[Data extracted from a collection]
## BEGIN
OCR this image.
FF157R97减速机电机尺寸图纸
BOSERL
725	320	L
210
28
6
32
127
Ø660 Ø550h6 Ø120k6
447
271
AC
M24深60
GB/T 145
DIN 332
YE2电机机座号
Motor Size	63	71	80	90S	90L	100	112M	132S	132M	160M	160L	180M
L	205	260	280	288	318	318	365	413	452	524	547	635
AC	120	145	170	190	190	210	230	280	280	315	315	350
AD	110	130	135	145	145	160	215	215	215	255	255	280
## END
▸ Short problem
Copy all the records above precisely.

▸ Written answer
OCR this image.
FF157R97减速机电机尺寸图纸
BOSERL
725	320	L
210
28
6
32
127
Ø660 Ø550h6 Ø120k6
447
271
AC
M24深60
GB/T 145
DIN 332
YE2电机机座号
Motor Size	63	71	80	90S	90L	100	112M	132S	132M	160M	160L	180M
L	205	260	280	288	318	318	365	413	452	524	547	635
AC	120	145	170	190	190	210	230	280	280	315	315	350
AD	110	130	135	145	145	160	215	215	215	255	255	280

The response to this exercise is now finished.